> What the task requires
Locate and copy each line in the data that contains the word "screenshot".

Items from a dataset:
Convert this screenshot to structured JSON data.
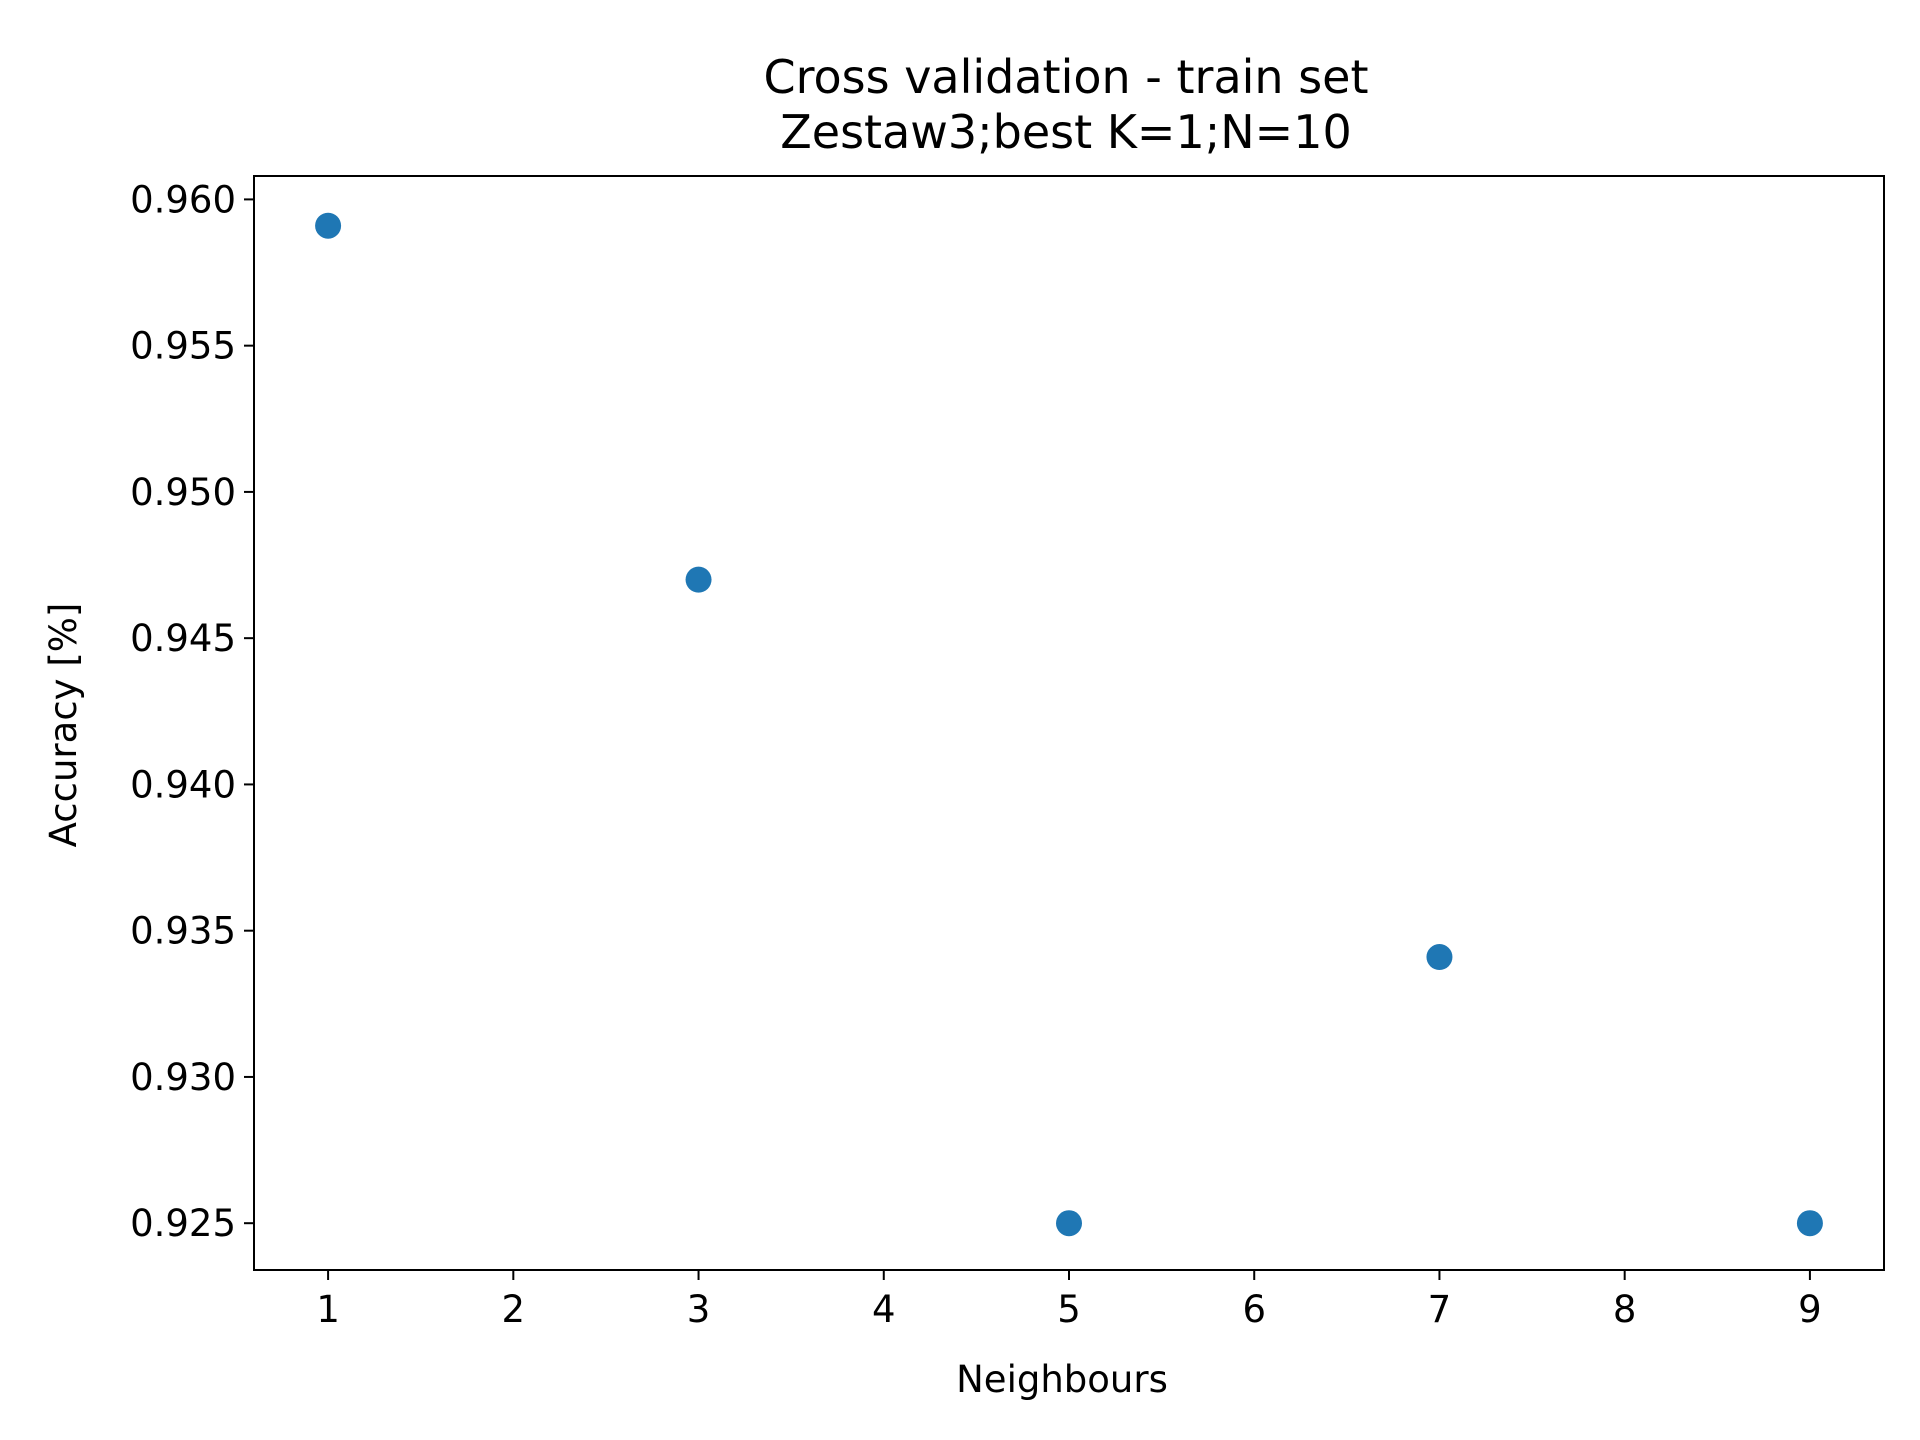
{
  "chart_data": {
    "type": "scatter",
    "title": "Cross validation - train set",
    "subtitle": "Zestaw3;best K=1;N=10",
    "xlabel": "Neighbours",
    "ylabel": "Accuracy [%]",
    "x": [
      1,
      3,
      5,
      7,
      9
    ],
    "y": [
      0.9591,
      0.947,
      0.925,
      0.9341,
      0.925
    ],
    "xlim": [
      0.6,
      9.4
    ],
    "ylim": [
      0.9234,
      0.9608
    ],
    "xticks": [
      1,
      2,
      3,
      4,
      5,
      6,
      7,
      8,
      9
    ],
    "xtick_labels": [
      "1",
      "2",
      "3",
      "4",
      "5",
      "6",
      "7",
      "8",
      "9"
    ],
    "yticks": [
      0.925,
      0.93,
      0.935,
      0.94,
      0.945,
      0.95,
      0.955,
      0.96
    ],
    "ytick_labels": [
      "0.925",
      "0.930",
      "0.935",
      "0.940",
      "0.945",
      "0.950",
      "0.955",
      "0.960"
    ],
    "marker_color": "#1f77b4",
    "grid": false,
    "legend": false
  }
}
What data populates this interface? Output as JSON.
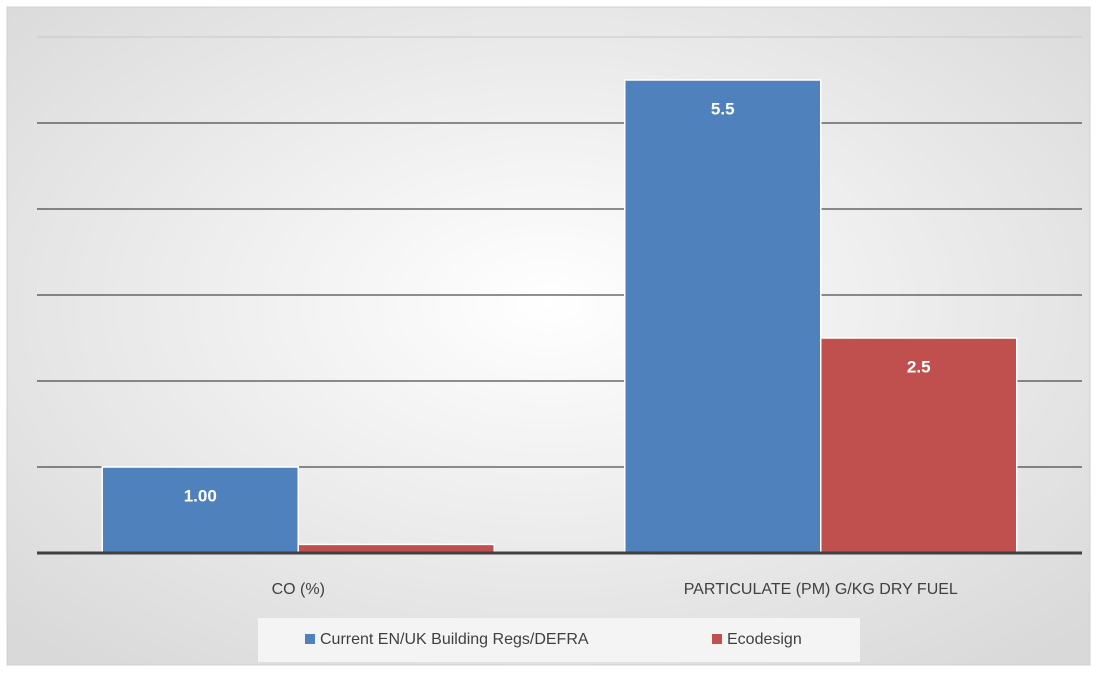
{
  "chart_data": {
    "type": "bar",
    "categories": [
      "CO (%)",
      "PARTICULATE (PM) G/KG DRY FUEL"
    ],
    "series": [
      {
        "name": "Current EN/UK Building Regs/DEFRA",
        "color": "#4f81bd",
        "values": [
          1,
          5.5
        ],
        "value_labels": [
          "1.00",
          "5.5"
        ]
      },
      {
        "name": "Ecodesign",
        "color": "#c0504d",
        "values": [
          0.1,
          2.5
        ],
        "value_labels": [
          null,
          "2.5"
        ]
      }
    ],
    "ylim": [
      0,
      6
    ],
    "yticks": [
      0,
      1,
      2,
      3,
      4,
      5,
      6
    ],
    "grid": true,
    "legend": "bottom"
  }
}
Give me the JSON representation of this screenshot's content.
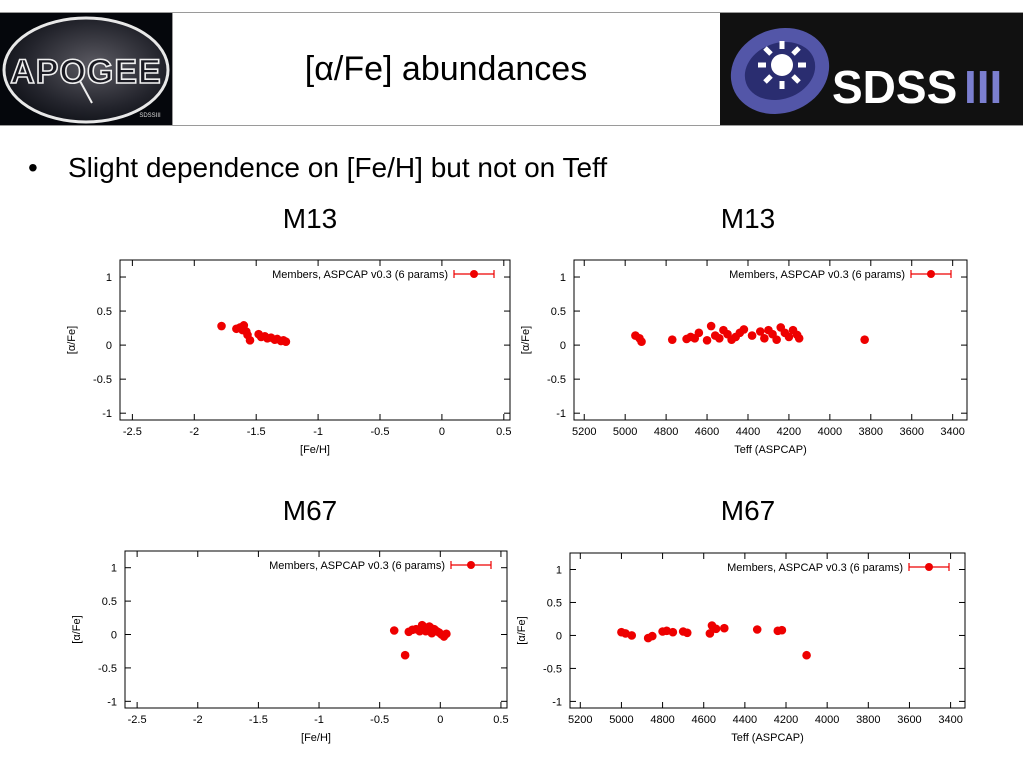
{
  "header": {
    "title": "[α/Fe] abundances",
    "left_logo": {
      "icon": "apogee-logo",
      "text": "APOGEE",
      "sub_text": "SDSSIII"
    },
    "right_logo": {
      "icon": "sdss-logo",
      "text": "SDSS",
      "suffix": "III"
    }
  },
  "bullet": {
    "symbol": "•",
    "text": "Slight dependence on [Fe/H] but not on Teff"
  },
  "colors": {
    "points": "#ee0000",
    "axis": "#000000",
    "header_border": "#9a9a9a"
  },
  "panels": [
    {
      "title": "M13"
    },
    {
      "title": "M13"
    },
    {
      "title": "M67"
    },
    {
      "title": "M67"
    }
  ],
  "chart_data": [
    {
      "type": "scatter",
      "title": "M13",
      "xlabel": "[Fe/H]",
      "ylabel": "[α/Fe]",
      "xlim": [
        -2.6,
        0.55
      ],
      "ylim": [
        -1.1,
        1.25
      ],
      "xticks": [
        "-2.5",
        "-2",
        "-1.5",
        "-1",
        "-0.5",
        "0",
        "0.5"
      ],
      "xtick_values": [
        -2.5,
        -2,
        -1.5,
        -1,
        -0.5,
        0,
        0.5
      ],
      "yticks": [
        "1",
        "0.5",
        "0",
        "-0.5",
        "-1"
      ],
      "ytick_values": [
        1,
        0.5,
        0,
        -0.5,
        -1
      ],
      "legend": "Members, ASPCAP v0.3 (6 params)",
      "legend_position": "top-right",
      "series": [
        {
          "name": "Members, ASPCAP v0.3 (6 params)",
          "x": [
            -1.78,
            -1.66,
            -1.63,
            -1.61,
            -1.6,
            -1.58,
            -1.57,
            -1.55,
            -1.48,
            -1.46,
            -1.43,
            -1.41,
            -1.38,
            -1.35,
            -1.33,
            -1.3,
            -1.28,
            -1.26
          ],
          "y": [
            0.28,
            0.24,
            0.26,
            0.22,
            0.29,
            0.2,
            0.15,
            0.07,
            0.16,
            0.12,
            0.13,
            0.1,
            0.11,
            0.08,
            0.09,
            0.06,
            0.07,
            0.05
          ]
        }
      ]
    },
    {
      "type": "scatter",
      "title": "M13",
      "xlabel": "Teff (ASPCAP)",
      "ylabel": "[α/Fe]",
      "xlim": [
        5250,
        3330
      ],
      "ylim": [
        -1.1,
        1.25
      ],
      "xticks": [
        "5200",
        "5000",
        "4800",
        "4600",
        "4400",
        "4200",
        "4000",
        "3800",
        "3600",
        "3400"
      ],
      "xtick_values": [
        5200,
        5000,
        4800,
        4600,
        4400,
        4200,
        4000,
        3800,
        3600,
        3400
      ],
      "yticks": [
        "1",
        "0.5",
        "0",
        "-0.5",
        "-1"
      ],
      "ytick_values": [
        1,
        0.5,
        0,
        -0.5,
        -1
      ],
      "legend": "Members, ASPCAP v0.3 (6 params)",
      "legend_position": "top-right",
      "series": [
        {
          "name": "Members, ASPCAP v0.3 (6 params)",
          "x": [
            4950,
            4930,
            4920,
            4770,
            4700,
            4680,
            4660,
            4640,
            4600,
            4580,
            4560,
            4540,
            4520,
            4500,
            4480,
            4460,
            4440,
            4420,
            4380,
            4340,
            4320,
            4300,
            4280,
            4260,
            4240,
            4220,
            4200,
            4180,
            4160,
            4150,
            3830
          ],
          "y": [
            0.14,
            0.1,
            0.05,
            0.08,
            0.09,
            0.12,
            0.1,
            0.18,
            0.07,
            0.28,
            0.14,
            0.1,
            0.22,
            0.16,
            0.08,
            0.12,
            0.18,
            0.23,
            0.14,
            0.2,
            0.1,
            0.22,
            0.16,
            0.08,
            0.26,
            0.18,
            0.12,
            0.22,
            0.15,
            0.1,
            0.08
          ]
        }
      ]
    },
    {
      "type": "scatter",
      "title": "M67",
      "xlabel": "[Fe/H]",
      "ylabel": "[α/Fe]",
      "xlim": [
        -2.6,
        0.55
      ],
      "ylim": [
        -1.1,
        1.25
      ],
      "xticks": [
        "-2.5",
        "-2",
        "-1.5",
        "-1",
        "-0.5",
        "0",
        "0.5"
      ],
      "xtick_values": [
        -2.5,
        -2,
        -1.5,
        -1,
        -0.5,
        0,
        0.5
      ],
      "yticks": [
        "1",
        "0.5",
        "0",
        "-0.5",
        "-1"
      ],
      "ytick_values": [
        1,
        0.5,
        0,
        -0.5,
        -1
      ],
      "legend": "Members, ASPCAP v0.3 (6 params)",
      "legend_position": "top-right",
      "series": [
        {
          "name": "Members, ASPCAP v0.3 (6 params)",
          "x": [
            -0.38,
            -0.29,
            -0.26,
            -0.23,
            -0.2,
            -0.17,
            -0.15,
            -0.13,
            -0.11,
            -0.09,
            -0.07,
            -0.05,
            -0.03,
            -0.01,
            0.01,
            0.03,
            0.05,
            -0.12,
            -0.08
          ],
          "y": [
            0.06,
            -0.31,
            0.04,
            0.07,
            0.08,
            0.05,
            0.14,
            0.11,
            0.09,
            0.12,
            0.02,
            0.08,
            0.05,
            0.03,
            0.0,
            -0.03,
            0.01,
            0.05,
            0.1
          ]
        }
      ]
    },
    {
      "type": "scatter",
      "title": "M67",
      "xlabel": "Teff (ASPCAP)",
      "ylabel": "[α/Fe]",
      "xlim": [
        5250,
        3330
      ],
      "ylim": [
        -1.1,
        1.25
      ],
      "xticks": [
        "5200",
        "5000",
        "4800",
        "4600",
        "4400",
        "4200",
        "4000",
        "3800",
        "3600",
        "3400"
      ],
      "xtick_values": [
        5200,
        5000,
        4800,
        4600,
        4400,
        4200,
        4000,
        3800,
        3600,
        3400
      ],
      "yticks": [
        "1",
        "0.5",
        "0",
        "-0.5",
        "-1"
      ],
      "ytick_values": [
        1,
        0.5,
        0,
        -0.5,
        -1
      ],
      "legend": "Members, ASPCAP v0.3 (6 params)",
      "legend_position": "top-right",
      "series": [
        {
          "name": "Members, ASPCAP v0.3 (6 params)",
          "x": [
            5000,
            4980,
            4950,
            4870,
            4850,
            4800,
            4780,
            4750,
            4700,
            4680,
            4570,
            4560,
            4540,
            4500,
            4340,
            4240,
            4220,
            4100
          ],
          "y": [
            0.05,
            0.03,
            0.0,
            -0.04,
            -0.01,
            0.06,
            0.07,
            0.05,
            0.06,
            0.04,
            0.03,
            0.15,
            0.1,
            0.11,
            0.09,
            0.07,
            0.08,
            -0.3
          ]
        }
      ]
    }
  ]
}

> Finished answer
Convert this screenshot to structured JSON data.
Give me the JSON representation of this screenshot's content.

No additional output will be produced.